Records contained in a dataset
────────────────

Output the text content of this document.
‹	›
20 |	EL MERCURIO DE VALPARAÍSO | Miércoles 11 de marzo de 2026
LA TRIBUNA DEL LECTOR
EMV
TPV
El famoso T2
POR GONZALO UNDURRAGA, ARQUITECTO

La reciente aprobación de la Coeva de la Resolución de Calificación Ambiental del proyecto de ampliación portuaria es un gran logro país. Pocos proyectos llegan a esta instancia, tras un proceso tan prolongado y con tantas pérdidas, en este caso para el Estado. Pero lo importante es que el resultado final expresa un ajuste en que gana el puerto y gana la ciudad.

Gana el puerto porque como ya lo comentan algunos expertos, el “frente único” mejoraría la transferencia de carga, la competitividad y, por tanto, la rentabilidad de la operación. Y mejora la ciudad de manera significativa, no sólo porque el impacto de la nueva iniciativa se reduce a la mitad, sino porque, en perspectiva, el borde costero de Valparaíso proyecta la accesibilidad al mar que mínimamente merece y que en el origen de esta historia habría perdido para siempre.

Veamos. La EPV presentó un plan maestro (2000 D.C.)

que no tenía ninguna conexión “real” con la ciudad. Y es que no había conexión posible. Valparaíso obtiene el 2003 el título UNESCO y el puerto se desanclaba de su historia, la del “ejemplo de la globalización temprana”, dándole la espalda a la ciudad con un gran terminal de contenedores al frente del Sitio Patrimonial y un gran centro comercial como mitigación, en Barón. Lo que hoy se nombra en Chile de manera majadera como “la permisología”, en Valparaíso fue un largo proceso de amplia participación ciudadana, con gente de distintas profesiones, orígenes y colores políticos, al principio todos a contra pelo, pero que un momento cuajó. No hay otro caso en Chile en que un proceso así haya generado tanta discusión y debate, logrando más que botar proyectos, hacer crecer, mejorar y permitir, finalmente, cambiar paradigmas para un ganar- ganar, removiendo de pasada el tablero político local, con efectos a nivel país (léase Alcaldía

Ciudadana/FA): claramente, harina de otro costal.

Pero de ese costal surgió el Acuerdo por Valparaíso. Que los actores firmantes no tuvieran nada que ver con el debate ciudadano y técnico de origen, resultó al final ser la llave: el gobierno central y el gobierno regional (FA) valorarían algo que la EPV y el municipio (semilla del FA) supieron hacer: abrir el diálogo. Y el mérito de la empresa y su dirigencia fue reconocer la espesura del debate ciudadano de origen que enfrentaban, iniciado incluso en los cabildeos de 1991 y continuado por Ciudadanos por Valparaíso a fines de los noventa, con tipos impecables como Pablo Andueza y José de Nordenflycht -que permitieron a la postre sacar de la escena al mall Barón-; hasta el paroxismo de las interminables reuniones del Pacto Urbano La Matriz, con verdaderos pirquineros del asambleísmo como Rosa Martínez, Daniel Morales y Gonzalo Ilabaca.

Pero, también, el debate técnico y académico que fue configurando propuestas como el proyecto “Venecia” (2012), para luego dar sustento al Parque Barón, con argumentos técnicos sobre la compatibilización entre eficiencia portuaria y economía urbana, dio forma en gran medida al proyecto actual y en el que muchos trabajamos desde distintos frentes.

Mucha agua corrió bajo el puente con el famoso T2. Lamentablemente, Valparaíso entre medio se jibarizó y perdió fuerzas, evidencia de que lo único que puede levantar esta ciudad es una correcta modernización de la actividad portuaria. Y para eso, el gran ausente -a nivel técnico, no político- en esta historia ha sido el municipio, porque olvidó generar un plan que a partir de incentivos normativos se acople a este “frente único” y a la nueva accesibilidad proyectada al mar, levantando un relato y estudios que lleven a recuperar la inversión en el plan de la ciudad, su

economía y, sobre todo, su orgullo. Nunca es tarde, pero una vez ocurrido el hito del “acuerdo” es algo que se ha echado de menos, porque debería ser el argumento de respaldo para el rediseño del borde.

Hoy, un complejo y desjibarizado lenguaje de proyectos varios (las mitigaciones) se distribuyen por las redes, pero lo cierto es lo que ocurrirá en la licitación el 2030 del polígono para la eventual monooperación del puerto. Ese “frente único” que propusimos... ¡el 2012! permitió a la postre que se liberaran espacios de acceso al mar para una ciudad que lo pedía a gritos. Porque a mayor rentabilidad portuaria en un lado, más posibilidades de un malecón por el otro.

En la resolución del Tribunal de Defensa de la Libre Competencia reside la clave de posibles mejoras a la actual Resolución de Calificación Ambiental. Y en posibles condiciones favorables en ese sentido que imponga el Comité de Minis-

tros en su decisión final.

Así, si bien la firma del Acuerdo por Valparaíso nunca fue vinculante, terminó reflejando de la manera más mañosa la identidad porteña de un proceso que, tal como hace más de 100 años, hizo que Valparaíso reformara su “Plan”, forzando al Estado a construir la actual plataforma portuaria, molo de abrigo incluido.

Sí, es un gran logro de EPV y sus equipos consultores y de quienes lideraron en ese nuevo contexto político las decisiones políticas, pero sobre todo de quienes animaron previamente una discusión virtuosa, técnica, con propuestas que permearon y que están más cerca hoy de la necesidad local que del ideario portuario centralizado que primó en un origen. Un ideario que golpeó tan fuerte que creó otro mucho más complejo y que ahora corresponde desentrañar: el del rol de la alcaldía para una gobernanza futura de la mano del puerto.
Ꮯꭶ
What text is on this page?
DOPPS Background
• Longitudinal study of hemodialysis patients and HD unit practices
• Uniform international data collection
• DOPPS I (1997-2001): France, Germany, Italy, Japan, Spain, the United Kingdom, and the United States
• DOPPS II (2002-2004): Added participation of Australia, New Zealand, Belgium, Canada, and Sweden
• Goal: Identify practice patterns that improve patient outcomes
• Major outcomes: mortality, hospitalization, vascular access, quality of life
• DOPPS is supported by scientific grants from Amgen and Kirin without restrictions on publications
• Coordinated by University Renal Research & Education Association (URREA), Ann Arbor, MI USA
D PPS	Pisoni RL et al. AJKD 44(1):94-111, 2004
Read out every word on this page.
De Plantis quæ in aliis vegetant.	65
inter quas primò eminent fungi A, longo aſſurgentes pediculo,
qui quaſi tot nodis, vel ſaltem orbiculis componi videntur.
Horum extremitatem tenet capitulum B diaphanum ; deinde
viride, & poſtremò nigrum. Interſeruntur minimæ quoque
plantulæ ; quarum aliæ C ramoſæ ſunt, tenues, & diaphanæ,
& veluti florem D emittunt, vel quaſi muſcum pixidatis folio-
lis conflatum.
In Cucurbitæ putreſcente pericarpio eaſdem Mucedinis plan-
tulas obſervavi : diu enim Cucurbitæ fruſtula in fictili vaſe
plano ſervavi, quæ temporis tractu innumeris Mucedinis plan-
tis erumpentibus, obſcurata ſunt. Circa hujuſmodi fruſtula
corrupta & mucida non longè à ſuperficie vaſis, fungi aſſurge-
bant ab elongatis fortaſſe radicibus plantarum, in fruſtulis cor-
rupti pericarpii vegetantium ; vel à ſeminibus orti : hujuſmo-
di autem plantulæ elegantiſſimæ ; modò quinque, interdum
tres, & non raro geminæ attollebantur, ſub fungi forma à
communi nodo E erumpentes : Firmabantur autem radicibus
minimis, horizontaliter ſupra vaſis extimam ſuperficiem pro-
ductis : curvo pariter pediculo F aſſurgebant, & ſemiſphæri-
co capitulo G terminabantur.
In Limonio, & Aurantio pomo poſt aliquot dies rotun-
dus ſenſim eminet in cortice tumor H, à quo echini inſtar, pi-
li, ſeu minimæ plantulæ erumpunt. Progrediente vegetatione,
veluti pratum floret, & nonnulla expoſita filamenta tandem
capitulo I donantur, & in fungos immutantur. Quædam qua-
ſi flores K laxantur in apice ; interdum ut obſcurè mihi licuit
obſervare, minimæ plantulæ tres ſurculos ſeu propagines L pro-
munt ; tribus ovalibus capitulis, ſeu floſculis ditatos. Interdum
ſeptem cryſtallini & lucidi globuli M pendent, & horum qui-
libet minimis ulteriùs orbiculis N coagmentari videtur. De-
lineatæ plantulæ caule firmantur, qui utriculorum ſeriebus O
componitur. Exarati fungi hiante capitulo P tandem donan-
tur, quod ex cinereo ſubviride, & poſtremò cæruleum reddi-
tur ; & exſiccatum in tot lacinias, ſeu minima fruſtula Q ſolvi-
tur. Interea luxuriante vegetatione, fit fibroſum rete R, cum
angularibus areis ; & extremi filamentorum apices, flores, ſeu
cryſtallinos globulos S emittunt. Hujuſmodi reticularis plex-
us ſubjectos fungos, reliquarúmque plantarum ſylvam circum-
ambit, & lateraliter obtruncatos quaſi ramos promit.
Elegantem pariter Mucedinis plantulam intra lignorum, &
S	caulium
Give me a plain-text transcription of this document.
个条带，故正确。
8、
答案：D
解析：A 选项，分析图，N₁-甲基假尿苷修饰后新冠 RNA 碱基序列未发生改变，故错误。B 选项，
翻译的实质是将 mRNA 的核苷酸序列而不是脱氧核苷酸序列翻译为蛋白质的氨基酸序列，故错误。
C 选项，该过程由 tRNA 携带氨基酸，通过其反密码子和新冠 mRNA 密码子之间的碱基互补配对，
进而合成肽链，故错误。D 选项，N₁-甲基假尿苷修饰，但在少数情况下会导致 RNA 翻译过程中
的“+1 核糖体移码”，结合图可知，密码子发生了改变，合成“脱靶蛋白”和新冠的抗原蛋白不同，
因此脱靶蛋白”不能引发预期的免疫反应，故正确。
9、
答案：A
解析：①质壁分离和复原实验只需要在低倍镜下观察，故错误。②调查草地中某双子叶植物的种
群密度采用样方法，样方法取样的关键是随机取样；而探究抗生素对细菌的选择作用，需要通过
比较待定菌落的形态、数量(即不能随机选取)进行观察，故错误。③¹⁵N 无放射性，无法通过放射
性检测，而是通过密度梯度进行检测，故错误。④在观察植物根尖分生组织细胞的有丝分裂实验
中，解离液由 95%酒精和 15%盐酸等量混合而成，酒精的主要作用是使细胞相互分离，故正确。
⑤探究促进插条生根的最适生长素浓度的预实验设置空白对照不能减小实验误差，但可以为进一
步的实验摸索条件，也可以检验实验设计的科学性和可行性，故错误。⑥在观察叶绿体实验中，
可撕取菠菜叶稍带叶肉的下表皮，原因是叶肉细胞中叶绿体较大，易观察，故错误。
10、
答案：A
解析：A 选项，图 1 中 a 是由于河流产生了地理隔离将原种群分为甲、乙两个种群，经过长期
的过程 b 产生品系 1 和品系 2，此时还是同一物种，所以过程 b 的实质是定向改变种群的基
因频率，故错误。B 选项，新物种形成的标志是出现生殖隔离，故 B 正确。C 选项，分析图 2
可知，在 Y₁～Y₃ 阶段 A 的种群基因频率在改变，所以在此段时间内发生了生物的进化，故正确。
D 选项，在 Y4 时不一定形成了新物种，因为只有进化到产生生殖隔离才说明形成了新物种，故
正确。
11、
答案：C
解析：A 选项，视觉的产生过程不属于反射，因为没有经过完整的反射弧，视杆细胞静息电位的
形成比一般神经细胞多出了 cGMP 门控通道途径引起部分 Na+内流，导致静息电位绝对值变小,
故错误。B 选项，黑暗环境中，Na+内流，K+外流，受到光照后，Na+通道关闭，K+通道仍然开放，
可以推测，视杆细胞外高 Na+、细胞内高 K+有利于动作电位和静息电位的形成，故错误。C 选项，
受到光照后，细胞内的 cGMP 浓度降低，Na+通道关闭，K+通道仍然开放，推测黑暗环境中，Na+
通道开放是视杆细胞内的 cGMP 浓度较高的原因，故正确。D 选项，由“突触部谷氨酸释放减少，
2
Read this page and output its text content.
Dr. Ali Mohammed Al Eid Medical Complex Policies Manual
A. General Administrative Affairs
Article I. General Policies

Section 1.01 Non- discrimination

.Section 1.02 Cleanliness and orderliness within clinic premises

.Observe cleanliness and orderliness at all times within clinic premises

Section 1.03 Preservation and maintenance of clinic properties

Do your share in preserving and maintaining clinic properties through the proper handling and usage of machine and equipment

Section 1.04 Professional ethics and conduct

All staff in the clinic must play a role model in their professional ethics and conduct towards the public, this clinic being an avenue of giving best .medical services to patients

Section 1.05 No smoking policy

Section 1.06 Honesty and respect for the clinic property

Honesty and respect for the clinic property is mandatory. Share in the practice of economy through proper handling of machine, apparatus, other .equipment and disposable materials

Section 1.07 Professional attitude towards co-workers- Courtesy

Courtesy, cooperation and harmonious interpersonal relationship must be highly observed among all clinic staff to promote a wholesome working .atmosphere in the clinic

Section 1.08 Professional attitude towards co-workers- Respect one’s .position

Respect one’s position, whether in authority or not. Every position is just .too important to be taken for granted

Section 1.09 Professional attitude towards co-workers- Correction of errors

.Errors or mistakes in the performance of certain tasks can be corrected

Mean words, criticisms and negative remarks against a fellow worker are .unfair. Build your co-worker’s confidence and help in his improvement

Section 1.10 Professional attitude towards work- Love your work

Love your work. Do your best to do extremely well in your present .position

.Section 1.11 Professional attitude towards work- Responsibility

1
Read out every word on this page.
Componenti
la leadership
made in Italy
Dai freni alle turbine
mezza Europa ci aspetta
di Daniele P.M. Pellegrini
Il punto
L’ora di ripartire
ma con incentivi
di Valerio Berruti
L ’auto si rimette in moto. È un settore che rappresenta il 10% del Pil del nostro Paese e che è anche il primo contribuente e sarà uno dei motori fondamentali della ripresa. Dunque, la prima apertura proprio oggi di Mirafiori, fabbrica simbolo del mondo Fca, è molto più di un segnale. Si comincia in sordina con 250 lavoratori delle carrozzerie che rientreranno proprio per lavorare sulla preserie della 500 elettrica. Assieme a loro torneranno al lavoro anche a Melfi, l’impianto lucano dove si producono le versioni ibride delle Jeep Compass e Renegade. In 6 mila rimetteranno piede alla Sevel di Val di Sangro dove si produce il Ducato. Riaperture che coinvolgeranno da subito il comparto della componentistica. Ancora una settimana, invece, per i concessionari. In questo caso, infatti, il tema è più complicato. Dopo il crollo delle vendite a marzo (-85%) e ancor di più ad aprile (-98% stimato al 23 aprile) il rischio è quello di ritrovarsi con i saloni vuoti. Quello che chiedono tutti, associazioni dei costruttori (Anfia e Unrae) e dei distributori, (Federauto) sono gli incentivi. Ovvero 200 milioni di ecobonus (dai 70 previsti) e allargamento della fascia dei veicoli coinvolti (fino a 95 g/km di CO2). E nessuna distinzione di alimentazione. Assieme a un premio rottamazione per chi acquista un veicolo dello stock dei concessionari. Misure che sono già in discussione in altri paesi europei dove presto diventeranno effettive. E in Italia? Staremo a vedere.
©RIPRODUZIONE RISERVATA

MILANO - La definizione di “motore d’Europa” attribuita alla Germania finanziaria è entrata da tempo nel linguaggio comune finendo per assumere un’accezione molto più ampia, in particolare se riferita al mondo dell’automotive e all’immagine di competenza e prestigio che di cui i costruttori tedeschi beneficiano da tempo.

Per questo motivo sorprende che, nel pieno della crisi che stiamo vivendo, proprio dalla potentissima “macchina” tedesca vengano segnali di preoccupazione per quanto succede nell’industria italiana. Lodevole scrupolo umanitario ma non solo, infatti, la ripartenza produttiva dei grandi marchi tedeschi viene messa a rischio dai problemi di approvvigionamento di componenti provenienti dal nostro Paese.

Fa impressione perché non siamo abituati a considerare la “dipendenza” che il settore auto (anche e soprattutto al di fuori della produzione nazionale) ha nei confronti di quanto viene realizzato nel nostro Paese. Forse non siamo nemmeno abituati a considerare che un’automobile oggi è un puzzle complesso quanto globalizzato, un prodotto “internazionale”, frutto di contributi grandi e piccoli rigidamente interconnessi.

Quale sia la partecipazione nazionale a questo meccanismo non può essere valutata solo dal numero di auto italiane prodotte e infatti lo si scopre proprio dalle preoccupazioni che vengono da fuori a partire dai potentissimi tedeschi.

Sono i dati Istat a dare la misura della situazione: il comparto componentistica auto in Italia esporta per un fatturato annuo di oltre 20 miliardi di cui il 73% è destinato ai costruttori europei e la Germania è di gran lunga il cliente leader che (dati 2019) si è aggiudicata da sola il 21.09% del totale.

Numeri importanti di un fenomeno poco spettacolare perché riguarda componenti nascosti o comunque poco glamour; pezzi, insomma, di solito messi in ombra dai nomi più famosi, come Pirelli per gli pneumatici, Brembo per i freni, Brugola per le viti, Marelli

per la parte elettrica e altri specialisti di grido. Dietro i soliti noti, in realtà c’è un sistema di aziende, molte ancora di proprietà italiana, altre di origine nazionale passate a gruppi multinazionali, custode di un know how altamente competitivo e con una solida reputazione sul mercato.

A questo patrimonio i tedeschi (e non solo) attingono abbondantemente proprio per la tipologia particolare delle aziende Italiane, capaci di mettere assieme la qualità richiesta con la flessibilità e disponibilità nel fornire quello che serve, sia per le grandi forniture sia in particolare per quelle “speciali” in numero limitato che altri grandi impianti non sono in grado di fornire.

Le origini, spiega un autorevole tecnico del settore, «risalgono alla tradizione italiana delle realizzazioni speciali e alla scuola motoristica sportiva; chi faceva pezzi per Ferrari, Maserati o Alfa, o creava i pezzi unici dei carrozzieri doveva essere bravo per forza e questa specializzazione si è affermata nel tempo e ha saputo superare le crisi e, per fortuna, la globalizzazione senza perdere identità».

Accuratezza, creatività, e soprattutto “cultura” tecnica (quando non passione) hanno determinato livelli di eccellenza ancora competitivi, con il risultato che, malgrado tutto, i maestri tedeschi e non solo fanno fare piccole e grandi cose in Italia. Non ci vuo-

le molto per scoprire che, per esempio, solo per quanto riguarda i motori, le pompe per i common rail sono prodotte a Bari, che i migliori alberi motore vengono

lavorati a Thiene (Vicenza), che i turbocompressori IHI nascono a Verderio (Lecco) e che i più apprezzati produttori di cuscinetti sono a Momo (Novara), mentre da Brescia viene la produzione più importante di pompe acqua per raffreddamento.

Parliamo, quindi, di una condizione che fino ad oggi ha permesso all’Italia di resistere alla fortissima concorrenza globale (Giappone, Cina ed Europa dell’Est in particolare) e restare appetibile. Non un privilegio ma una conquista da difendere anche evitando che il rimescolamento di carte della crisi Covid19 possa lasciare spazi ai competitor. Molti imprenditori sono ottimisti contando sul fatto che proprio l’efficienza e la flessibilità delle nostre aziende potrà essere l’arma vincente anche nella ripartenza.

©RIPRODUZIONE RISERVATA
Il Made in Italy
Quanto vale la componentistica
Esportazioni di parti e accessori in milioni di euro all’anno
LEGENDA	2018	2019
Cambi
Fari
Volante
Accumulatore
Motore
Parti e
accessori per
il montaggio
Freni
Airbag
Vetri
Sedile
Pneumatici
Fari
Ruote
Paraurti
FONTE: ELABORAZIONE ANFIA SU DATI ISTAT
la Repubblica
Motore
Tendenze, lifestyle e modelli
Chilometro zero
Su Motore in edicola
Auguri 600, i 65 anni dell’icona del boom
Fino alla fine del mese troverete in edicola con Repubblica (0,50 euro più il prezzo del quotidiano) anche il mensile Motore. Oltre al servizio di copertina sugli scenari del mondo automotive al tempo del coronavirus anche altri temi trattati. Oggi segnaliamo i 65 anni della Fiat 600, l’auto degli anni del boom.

────────────────

▶ TASK: In the entries above, find each line with the string "workers" and copy it.

▶ RESULT:
Section 1.07 Professional attitude towards co-workers- Courtesy
Section 1.08 Professional attitude towards co-workers- Respect one’s .position
Section 1.09 Professional attitude towards co-workers- Correction of errors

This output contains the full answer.